◆ **GIVEN TASK**
Go through the listing and copy every line word for word.

◆ **Stored dataset items**
# # # # #

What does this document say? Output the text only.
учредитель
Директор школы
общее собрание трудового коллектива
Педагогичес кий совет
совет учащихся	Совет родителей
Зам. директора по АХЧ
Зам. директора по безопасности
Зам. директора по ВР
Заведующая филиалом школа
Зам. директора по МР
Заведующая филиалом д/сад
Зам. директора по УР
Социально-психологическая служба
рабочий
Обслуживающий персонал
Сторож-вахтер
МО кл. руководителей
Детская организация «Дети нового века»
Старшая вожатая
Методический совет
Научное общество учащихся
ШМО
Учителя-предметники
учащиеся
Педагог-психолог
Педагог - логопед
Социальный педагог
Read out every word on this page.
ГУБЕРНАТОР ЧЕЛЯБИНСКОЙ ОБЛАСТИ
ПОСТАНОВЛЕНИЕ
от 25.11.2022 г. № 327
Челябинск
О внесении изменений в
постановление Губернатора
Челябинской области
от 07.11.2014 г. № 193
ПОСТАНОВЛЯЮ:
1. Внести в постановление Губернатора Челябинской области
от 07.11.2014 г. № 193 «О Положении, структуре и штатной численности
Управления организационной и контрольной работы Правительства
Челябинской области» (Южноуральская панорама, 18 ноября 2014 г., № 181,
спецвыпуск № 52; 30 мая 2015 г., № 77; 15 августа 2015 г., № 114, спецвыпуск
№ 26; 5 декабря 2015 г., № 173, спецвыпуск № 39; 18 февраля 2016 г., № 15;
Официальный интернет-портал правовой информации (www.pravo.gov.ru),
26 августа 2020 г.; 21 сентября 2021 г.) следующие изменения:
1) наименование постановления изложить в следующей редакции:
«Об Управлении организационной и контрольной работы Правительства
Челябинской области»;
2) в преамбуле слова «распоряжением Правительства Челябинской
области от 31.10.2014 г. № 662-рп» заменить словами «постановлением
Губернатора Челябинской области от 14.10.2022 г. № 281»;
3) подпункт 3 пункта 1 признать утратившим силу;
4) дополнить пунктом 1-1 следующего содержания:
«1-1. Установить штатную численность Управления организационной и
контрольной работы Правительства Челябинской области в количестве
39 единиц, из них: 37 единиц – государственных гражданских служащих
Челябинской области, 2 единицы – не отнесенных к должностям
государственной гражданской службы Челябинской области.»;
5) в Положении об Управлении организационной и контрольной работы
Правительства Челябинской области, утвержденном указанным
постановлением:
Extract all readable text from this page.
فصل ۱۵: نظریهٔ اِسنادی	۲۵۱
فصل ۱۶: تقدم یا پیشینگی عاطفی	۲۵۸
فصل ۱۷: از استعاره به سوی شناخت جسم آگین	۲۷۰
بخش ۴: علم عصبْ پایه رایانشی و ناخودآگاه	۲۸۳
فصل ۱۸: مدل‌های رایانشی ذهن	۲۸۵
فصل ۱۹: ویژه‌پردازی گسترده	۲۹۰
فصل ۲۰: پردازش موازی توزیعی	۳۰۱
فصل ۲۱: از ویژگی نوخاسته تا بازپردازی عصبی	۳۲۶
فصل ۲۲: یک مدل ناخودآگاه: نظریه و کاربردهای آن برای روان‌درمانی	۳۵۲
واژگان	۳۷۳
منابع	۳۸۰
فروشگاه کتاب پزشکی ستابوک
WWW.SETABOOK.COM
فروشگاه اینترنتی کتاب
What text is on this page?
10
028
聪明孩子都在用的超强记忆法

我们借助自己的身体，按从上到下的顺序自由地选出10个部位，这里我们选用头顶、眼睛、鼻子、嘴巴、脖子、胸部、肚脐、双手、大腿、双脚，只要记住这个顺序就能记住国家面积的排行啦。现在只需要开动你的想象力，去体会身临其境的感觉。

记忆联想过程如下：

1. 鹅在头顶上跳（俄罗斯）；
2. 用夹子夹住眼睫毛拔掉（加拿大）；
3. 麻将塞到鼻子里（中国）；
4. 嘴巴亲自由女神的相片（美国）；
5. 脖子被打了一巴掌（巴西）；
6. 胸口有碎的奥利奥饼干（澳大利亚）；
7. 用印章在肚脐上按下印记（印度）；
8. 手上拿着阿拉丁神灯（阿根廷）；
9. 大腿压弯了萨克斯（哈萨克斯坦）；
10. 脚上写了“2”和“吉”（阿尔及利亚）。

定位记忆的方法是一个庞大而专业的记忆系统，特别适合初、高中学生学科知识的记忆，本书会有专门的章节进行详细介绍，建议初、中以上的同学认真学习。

# # # # #

◆ **SOLUTION FOR THIS PROBLEM**
What does this document say? Output the text only.
учредитель
Директор школы
общее собрание трудового коллектива
Педагогичес кий совет
совет учащихся	Совет родителей
Зам. директора по АХЧ
Зам. директора по безопасности
Зам. директора по ВР
Заведующая филиалом школа
Зам. директора по МР
Заведующая филиалом д/сад
Зам. директора по УР
Социально-психологическая служба
рабочий
Обслуживающий персонал
Сторож-вахтер
МО кл. руководителей
Детская организация «Дети нового века»
Старшая вожатая
Методический совет
Научное общество учащихся
ШМО
Учителя-предметники
учащиеся
Педагог-психолог
Педагог - логопед
Социальный педагог
Read out every word on this page.
ГУБЕРНАТОР ЧЕЛЯБИНСКОЙ ОБЛАСТИ
ПОСТАНОВЛЕНИЕ
от 25.11.2022 г. № 327
Челябинск
О внесении изменений в
постановление Губернатора
Челябинской области
от 07.11.2014 г. № 193
ПОСТАНОВЛЯЮ:
1. Внести в постановление Губернатора Челябинской области
от 07.11.2014 г. № 193 «О Положении, структуре и штатной численности
Управления организационной и контрольной работы Правительства
Челябинской области» (Южноуральская панорама, 18 ноября 2014 г., № 181,
спецвыпуск № 52; 30 мая 2015 г., № 77; 15 августа 2015 г., № 114, спецвыпуск
№ 26; 5 декабря 2015 г., № 173, спецвыпуск № 39; 18 февраля 2016 г., № 15;
Официальный интернет-портал правовой информации (www.pravo.gov.ru),
26 августа 2020 г.; 21 сентября 2021 г.) следующие изменения:
1) наименование постановления изложить в следующей редакции:
«Об Управлении организационной и контрольной работы Правительства
Челябинской области»;
2) в преамбуле слова «распоряжением Правительства Челябинской
области от 31.10.2014 г. № 662-рп» заменить словами «постановлением
Губернатора Челябинской области от 14.10.2022 г. № 281»;
3) подпункт 3 пункта 1 признать утратившим силу;
4) дополнить пунктом 1-1 следующего содержания:
«1-1. Установить штатную численность Управления организационной и
контрольной работы Правительства Челябинской области в количестве
39 единиц, из них: 37 единиц – государственных гражданских служащих
Челябинской области, 2 единицы – не отнесенных к должностям
государственной гражданской службы Челябинской области.»;
5) в Положении об Управлении организационной и контрольной работы
Правительства Челябинской области, утвержденном указанным
постановлением:
Extract all readable text from this page.
فصل ۱۵: نظریهٔ اِسنادی	۲۵۱
فصل ۱۶: تقدم یا پیشینگی عاطفی	۲۵۸
فصل ۱۷: از استعاره به سوی شناخت جسم آگین	۲۷۰
بخش ۴: علم عصبْ پایه رایانشی و ناخودآگاه	۲۸۳
فصل ۱۸: مدل‌های رایانشی ذهن	۲۸۵
فصل ۱۹: ویژه‌پردازی گسترده	۲۹۰
فصل ۲۰: پردازش موازی توزیعی	۳۰۱
فصل ۲۱: از ویژگی نوخاسته تا بازپردازی عصبی	۳۲۶
فصل ۲۲: یک مدل ناخودآگاه: نظریه و کاربردهای آن برای روان‌درمانی	۳۵۲
واژگان	۳۷۳
منابع	۳۸۰
فروشگاه کتاب پزشکی ستابوک
WWW.SETABOOK.COM
فروشگاه اینترنتی کتاب
What text is on this page?
10
028
聪明孩子都在用的超强记忆法

我们借助自己的身体，按从上到下的顺序自由地选出10个部位，这里我们选用头顶、眼睛、鼻子、嘴巴、脖子、胸部、肚脐、双手、大腿、双脚，只要记住这个顺序就能记住国家面积的排行啦。现在只需要开动你的想象力，去体会身临其境的感觉。

记忆联想过程如下：

1. 鹅在头顶上跳（俄罗斯）；
2. 用夹子夹住眼睫毛拔掉（加拿大）；
3. 麻将塞到鼻子里（中国）；
4. 嘴巴亲自由女神的相片（美国）；
5. 脖子被打了一巴掌（巴西）；
6. 胸口有碎的奥利奥饼干（澳大利亚）；
7. 用印章在肚脐上按下印记（印度）；
8. 手上拿着阿拉丁神灯（阿根廷）；
9. 大腿压弯了萨克斯（哈萨克斯坦）；
10. 脚上写了“2”和“吉”（阿尔及利亚）。

定位记忆的方法是一个庞大而专业的记忆系统，特别适合初、高中学生学科知识的记忆，本书会有专门的章节进行详细介绍，建议初、中以上的同学认真学习。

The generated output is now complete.